Requirements
Reproduce the rows from the first one through the row containing "overview-row: Study Period", switching "overview-label" to "summary-label" wherever it appears and leaving everything else unchanged.
--- START Input records ---
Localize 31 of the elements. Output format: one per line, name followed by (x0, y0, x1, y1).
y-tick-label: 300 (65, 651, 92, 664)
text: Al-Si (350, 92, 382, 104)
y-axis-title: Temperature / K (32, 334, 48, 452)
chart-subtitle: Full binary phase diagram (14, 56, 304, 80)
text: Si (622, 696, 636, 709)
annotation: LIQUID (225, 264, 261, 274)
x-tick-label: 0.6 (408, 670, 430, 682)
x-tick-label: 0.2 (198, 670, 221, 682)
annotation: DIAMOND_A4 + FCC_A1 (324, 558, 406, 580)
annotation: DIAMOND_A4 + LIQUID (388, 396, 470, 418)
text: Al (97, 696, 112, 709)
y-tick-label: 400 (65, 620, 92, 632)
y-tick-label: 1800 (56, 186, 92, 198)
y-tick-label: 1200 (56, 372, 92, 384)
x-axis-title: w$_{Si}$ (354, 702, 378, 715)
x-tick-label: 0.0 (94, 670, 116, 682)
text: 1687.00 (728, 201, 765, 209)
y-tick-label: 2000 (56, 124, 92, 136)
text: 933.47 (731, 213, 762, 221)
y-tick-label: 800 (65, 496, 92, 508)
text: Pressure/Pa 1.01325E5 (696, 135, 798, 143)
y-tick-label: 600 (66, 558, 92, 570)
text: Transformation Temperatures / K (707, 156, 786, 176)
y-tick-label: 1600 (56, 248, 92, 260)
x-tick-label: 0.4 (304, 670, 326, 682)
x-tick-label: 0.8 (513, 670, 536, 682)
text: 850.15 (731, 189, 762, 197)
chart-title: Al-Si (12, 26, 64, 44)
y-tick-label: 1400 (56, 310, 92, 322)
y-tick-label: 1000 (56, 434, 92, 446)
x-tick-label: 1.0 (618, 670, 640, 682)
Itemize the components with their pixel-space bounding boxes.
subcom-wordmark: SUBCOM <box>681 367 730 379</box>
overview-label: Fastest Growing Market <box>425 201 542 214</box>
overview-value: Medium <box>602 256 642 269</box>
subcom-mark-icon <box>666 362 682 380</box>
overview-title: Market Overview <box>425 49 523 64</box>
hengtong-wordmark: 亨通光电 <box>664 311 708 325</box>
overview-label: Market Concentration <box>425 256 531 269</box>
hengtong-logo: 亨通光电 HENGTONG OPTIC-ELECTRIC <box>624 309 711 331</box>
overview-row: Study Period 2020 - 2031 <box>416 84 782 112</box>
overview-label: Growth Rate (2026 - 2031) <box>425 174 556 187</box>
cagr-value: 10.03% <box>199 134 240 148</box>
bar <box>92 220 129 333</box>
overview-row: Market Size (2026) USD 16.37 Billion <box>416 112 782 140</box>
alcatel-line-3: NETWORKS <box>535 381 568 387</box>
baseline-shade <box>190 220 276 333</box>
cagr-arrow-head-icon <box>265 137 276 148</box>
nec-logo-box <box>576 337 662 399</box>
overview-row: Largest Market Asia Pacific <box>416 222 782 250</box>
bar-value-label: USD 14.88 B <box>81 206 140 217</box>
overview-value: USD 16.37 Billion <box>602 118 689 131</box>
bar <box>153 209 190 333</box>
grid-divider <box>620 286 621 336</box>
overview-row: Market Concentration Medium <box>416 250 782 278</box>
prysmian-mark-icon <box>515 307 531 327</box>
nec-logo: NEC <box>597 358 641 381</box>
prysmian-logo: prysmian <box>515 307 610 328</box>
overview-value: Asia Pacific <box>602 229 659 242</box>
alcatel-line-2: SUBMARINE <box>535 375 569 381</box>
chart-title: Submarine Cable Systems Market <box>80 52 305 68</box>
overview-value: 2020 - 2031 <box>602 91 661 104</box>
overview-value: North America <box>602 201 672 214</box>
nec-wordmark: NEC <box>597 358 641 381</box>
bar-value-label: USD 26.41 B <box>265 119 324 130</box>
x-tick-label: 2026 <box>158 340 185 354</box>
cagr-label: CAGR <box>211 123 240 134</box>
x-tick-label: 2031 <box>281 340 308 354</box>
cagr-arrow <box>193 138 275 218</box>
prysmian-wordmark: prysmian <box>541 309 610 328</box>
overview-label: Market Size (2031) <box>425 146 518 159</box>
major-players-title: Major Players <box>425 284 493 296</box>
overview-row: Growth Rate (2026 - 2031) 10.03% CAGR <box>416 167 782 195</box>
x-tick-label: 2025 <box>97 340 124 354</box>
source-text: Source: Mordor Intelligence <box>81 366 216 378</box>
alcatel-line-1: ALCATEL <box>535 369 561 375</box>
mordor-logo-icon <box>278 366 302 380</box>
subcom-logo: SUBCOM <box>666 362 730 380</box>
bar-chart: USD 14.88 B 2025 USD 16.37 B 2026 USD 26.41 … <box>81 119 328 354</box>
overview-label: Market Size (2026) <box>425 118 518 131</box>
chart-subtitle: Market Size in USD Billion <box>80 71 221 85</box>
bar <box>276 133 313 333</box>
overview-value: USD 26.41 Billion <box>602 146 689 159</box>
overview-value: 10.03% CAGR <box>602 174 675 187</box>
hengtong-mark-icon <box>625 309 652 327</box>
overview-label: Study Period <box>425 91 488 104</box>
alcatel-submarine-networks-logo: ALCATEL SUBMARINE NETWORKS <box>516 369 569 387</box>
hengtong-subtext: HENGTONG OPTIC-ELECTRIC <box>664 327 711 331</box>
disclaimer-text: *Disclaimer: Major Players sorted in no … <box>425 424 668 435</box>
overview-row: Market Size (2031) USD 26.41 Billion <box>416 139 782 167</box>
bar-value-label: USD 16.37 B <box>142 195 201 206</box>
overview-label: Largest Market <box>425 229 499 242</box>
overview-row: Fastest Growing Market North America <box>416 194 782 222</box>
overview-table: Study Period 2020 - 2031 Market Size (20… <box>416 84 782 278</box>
--- END Input records ---
The solution
Localize 31 of the elements. Output format: one per line, name followed by (x0, y0, x1, y1).
y-tick-label: 300 (65, 651, 92, 664)
text: Al-Si (350, 92, 382, 104)
y-axis-title: Temperature / K (32, 334, 48, 452)
chart-subtitle: Full binary phase diagram (14, 56, 304, 80)
text: Si (622, 696, 636, 709)
annotation: LIQUID (225, 264, 261, 274)
x-tick-label: 0.6 (408, 670, 430, 682)
x-tick-label: 0.2 (198, 670, 221, 682)
annotation: DIAMOND_A4 + FCC_A1 (324, 558, 406, 580)
annotation: DIAMOND_A4 + LIQUID (388, 396, 470, 418)
text: Al (97, 696, 112, 709)
y-tick-label: 400 (65, 620, 92, 632)
y-tick-label: 1800 (56, 186, 92, 198)
y-tick-label: 1200 (56, 372, 92, 384)
x-axis-title: w$_{Si}$ (354, 702, 378, 715)
x-tick-label: 0.0 (94, 670, 116, 682)
text: 1687.00 (728, 201, 765, 209)
y-tick-label: 2000 (56, 124, 92, 136)
text: 933.47 (731, 213, 762, 221)
y-tick-label: 800 (65, 496, 92, 508)
text: Pressure/Pa 1.01325E5 (696, 135, 798, 143)
y-tick-label: 600 (66, 558, 92, 570)
text: Transformation Temperatures / K (707, 156, 786, 176)
y-tick-label: 1600 (56, 248, 92, 260)
x-tick-label: 0.4 (304, 670, 326, 682)
x-tick-label: 0.8 (513, 670, 536, 682)
text: 850.15 (731, 189, 762, 197)
chart-title: Al-Si (12, 26, 64, 44)
y-tick-label: 1400 (56, 310, 92, 322)
y-tick-label: 1000 (56, 434, 92, 446)
x-tick-label: 1.0 (618, 670, 640, 682)
Itemize the components with their pixel-space bounding boxes.
subcom-wordmark: SUBCOM <box>681 367 730 379</box>
summary-label: Fastest Growing Market <box>425 201 542 214</box>
overview-value: Medium <box>602 256 642 269</box>
subcom-mark-icon <box>666 362 682 380</box>
overview-title: Market Overview <box>425 49 523 64</box>
hengtong-wordmark: 亨通光电 <box>664 311 708 325</box>
summary-label: Market Concentration <box>425 256 531 269</box>
hengtong-logo: 亨通光电 HENGTONG OPTIC-ELECTRIC <box>624 309 711 331</box>
overview-row: Study Period 2020 - 2031 <box>416 84 782 112</box>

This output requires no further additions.